(Dataset rows)
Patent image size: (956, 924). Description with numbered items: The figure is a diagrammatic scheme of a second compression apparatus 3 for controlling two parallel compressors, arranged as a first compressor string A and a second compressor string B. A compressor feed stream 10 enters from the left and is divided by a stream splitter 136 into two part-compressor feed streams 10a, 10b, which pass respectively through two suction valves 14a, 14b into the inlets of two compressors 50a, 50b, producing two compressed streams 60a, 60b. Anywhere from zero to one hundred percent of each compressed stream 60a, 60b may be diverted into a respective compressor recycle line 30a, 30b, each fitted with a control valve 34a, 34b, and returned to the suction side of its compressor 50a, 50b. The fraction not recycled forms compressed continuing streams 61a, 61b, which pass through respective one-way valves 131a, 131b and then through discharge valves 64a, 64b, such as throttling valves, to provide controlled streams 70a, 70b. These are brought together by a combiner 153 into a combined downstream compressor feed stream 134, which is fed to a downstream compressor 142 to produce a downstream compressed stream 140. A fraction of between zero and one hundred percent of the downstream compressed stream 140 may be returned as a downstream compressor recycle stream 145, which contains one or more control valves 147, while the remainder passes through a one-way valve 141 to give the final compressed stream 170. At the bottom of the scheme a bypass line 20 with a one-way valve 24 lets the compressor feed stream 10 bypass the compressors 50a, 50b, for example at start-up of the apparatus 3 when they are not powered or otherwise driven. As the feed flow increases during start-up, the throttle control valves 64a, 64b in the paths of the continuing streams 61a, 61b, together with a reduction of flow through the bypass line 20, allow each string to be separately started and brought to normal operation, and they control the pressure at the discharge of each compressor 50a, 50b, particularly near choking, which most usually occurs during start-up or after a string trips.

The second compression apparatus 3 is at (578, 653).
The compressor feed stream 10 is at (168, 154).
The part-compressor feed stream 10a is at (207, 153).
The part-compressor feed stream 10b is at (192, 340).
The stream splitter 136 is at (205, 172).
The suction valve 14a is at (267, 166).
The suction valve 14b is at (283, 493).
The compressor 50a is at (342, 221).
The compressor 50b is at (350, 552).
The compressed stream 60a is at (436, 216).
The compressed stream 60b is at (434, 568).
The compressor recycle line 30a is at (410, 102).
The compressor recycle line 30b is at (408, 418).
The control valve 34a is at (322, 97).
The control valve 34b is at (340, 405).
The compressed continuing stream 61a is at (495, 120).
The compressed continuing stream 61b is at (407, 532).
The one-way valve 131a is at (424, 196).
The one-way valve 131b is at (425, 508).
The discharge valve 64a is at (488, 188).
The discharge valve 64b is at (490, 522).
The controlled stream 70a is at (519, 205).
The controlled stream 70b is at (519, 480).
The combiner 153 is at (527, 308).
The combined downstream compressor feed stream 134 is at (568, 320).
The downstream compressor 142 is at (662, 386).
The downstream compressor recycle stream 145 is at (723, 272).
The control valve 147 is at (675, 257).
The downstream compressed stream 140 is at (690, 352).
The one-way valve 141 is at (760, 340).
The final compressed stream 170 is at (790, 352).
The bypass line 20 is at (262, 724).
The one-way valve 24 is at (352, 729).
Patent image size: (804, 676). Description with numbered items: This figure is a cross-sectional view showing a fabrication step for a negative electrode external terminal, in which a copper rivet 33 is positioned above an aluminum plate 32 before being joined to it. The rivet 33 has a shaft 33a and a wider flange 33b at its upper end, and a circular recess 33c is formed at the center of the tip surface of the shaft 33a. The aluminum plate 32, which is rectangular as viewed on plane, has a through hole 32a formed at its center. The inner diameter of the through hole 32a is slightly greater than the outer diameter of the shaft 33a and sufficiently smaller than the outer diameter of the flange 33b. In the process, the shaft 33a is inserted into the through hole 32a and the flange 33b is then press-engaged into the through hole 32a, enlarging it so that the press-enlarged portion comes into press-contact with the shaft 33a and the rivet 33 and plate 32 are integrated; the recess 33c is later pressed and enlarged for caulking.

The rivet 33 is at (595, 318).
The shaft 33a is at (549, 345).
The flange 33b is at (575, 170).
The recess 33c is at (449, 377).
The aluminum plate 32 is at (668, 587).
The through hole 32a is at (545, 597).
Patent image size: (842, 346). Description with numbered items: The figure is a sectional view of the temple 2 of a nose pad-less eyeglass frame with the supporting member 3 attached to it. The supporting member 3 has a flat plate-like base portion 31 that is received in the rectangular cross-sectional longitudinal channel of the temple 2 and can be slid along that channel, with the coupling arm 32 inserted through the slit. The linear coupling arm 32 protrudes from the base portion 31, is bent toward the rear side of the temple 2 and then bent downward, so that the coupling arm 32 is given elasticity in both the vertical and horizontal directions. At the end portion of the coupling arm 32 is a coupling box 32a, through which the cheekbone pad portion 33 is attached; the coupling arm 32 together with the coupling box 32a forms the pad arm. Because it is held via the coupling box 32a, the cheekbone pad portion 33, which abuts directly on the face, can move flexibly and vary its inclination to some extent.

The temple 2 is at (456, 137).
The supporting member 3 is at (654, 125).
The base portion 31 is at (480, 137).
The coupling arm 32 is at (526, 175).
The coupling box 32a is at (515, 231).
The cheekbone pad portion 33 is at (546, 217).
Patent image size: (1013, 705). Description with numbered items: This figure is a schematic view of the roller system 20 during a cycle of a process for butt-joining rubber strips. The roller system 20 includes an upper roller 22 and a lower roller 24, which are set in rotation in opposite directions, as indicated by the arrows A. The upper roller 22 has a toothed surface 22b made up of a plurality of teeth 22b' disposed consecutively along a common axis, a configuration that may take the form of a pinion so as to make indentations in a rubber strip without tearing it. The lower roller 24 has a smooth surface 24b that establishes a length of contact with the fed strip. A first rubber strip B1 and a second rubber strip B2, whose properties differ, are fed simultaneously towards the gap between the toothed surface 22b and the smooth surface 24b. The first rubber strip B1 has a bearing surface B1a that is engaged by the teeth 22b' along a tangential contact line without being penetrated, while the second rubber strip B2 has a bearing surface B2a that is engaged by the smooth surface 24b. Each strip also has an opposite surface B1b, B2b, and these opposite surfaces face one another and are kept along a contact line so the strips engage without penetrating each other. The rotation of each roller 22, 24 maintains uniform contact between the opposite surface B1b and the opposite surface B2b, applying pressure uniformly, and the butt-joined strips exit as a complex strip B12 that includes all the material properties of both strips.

▸ **Given exercise**
Copy every line of the items above, character for character, with nothing changed.

▸ **Solved problem**
Patent image size: (956, 924). Description with numbered items: The figure is a diagrammatic scheme of a second compression apparatus 3 for controlling two parallel compressors, arranged as a first compressor string A and a second compressor string B. A compressor feed stream 10 enters from the left and is divided by a stream splitter 136 into two part-compressor feed streams 10a, 10b, which pass respectively through two suction valves 14a, 14b into the inlets of two compressors 50a, 50b, producing two compressed streams 60a, 60b. Anywhere from zero to one hundred percent of each compressed stream 60a, 60b may be diverted into a respective compressor recycle line 30a, 30b, each fitted with a control valve 34a, 34b, and returned to the suction side of its compressor 50a, 50b. The fraction not recycled forms compressed continuing streams 61a, 61b, which pass through respective one-way valves 131a, 131b and then through discharge valves 64a, 64b, such as throttling valves, to provide controlled streams 70a, 70b. These are brought together by a combiner 153 into a combined downstream compressor feed stream 134, which is fed to a downstream compressor 142 to produce a downstream compressed stream 140. A fraction of between zero and one hundred percent of the downstream compressed stream 140 may be returned as a downstream compressor recycle stream 145, which contains one or more control valves 147, while the remainder passes through a one-way valve 141 to give the final compressed stream 170. At the bottom of the scheme a bypass line 20 with a one-way valve 24 lets the compressor feed stream 10 bypass the compressors 50a, 50b, for example at start-up of the apparatus 3 when they are not powered or otherwise driven. As the feed flow increases during start-up, the throttle control valves 64a, 64b in the paths of the continuing streams 61a, 61b, together with a reduction of flow through the bypass line 20, allow each string to be separately started and brought to normal operation, and they control the pressure at the discharge of each compressor 50a, 50b, particularly near choking, which most usually occurs during start-up or after a string trips.

The second compression apparatus 3 is at (578, 653).
The compressor feed stream 10 is at (168, 154).
The part-compressor feed stream 10a is at (207, 153).
The part-compressor feed stream 10b is at (192, 340).
The stream splitter 136 is at (205, 172).
The suction valve 14a is at (267, 166).
The suction valve 14b is at (283, 493).
The compressor 50a is at (342, 221).
The compressor 50b is at (350, 552).
The compressed stream 60a is at (436, 216).
The compressed stream 60b is at (434, 568).
The compressor recycle line 30a is at (410, 102).
The compressor recycle line 30b is at (408, 418).
The control valve 34a is at (322, 97).
The control valve 34b is at (340, 405).
The compressed continuing stream 61a is at (495, 120).
The compressed continuing stream 61b is at (407, 532).
The one-way valve 131a is at (424, 196).
The one-way valve 131b is at (425, 508).
The discharge valve 64a is at (488, 188).
The discharge valve 64b is at (490, 522).
The controlled stream 70a is at (519, 205).
The controlled stream 70b is at (519, 480).
The combiner 153 is at (527, 308).
The combined downstream compressor feed stream 134 is at (568, 320).
The downstream compressor 142 is at (662, 386).
The downstream compressor recycle stream 145 is at (723, 272).
The control valve 147 is at (675, 257).
The downstream compressed stream 140 is at (690, 352).
The one-way valve 141 is at (760, 340).
The final compressed stream 170 is at (790, 352).
The bypass line 20 is at (262, 724).
The one-way valve 24 is at (352, 729).
Patent image size: (804, 676). Description with numbered items: This figure is a cross-sectional view showing a fabrication step for a negative electrode external terminal, in which a copper rivet 33 is positioned above an aluminum plate 32 before being joined to it. The rivet 33 has a shaft 33a and a wider flange 33b at its upper end, and a circular recess 33c is formed at the center of the tip surface of the shaft 33a. The aluminum plate 32, which is rectangular as viewed on plane, has a through hole 32a formed at its center. The inner diameter of the through hole 32a is slightly greater than the outer diameter of the shaft 33a and sufficiently smaller than the outer diameter of the flange 33b. In the process, the shaft 33a is inserted into the through hole 32a and the flange 33b is then press-engaged into the through hole 32a, enlarging it so that the press-enlarged portion comes into press-contact with the shaft 33a and the rivet 33 and plate 32 are integrated; the recess 33c is later pressed and enlarged for caulking.

The rivet 33 is at (595, 318).
The shaft 33a is at (549, 345).
The flange 33b is at (575, 170).
The recess 33c is at (449, 377).
The aluminum plate 32 is at (668, 587).
The through hole 32a is at (545, 597).
Patent image size: (842, 346). Description with numbered items: The figure is a sectional view of the temple 2 of a nose pad-less eyeglass frame with the supporting member 3 attached to it. The supporting member 3 has a flat plate-like base portion 31 that is received in the rectangular cross-sectional longitudinal channel of the temple 2 and can be slid along that channel, with the coupling arm 32 inserted through the slit. The linear coupling arm 32 protrudes from the base portion 31, is bent toward the rear side of the temple 2 and then bent downward, so that the coupling arm 32 is given elasticity in both the vertical and horizontal directions. At the end portion of the coupling arm 32 is a coupling box 32a, through which the cheekbone pad portion 33 is attached; the coupling arm 32 together with the coupling box 32a forms the pad arm. Because it is held via the coupling box 32a, the cheekbone pad portion 33, which abuts directly on the face, can move flexibly and vary its inclination to some extent.

The temple 2 is at (456, 137).
The supporting member 3 is at (654, 125).
The base portion 31 is at (480, 137).
The coupling arm 32 is at (526, 175).
The coupling box 32a is at (515, 231).
The cheekbone pad portion 33 is at (546, 217).
Patent image size: (1013, 705). Description with numbered items: This figure is a schematic view of the roller system 20 during a cycle of a process for butt-joining rubber strips. The roller system 20 includes an upper roller 22 and a lower roller 24, which are set in rotation in opposite directions, as indicated by the arrows A. The upper roller 22 has a toothed surface 22b made up of a plurality of teeth 22b' disposed consecutively along a common axis, a configuration that may take the form of a pinion so as to make indentations in a rubber strip without tearing it. The lower roller 24 has a smooth surface 24b that establishes a length of contact with the fed strip. A first rubber strip B1 and a second rubber strip B2, whose properties differ, are fed simultaneously towards the gap between the toothed surface 22b and the smooth surface 24b. The first rubber strip B1 has a bearing surface B1a that is engaged by the teeth 22b' along a tangential contact line without being penetrated, while the second rubber strip B2 has a bearing surface B2a that is engaged by the smooth surface 24b. Each strip also has an opposite surface B1b, B2b, and these opposite surfaces face one another and are kept along a contact line so the strips engage without penetrating each other. The rotation of each roller 22, 24 maintains uniform contact between the opposite surface B1b and the opposite surface B2b, applying pressure uniformly, and the butt-joined strips exit as a complex strip B12 that includes all the material properties of both strips.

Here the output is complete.